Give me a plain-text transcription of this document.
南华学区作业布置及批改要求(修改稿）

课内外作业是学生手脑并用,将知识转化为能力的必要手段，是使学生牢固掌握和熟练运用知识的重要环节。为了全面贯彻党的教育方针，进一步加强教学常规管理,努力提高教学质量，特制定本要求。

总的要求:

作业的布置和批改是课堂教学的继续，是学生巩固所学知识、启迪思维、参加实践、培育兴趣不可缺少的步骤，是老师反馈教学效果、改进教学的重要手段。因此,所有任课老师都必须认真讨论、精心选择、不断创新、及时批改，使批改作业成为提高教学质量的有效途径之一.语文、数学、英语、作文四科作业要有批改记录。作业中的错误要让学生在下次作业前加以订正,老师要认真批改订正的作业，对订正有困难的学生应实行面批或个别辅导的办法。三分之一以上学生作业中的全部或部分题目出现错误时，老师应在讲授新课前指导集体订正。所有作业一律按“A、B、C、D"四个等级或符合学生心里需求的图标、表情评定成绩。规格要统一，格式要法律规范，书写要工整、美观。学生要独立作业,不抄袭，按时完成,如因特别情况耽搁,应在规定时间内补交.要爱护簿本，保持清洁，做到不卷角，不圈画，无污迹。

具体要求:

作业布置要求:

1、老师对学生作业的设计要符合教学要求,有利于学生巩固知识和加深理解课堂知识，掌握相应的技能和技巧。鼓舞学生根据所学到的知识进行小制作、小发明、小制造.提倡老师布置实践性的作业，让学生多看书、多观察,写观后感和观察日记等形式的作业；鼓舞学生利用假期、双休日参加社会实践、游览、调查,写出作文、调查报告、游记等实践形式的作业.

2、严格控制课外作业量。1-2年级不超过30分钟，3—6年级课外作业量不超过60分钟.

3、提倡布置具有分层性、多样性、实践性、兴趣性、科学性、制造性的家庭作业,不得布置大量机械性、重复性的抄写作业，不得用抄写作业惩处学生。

Task to carry out:
Repeat the data above, word for word.

Solved problem:
Give me a plain-text transcription of this document.
南华学区作业布置及批改要求(修改稿）

课内外作业是学生手脑并用,将知识转化为能力的必要手段，是使学生牢固掌握和熟练运用知识的重要环节。为了全面贯彻党的教育方针，进一步加强教学常规管理,努力提高教学质量，特制定本要求。

总的要求:

作业的布置和批改是课堂教学的继续，是学生巩固所学知识、启迪思维、参加实践、培育兴趣不可缺少的步骤，是老师反馈教学效果、改进教学的重要手段。因此,所有任课老师都必须认真讨论、精心选择、不断创新、及时批改，使批改作业成为提高教学质量的有效途径之一.语文、数学、英语、作文四科作业要有批改记录。作业中的错误要让学生在下次作业前加以订正,老师要认真批改订正的作业，对订正有困难的学生应实行面批或个别辅导的办法。三分之一以上学生作业中的全部或部分题目出现错误时，老师应在讲授新课前指导集体订正。所有作业一律按“A、B、C、D"四个等级或符合学生心里需求的图标、表情评定成绩。规格要统一，格式要法律规范，书写要工整、美观。学生要独立作业,不抄袭，按时完成,如因特别情况耽搁,应在规定时间内补交.要爱护簿本，保持清洁，做到不卷角，不圈画，无污迹。

具体要求:

作业布置要求:

1、老师对学生作业的设计要符合教学要求,有利于学生巩固知识和加深理解课堂知识，掌握相应的技能和技巧。鼓舞学生根据所学到的知识进行小制作、小发明、小制造.提倡老师布置实践性的作业，让学生多看书、多观察,写观后感和观察日记等形式的作业；鼓舞学生利用假期、双休日参加社会实践、游览、调查,写出作文、调查报告、游记等实践形式的作业.

2、严格控制课外作业量。1-2年级不超过30分钟，3—6年级课外作业量不超过60分钟.

3、提倡布置具有分层性、多样性、实践性、兴趣性、科学性、制造性的家庭作业,不得布置大量机械性、重复性的抄写作业，不得用抄写作业惩处学生。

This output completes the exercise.